Dataset entries on figures:
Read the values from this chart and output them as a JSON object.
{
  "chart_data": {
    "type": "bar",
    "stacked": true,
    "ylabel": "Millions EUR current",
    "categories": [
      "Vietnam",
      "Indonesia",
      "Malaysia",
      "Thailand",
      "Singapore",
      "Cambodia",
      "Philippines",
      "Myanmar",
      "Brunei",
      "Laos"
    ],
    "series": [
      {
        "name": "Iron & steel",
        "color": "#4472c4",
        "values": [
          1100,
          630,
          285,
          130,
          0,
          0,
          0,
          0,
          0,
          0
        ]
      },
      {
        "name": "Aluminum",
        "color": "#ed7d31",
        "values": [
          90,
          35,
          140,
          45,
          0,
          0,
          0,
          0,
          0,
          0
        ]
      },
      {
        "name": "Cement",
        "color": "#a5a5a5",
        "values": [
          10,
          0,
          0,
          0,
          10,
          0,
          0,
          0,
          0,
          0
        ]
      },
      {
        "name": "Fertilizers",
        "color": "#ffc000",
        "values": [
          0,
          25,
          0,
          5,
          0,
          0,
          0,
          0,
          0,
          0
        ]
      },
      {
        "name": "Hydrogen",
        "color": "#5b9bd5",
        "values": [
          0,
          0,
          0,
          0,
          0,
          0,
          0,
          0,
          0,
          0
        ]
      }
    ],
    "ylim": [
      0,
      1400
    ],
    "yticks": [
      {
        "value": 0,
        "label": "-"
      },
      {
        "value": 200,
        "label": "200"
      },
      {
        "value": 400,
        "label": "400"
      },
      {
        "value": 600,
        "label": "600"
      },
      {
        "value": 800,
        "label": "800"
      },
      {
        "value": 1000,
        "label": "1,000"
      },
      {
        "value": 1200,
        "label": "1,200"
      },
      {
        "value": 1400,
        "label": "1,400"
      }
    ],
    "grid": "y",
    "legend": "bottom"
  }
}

# Stated exercise
Locate the string "name" in the listing above and copy every line where it occurs.

# Answer for the task
        "name": "Iron & steel",
        "name": "Aluminum",
        "name": "Cement",
        "name": "Fertilizers",
        "name": "Hydrogen",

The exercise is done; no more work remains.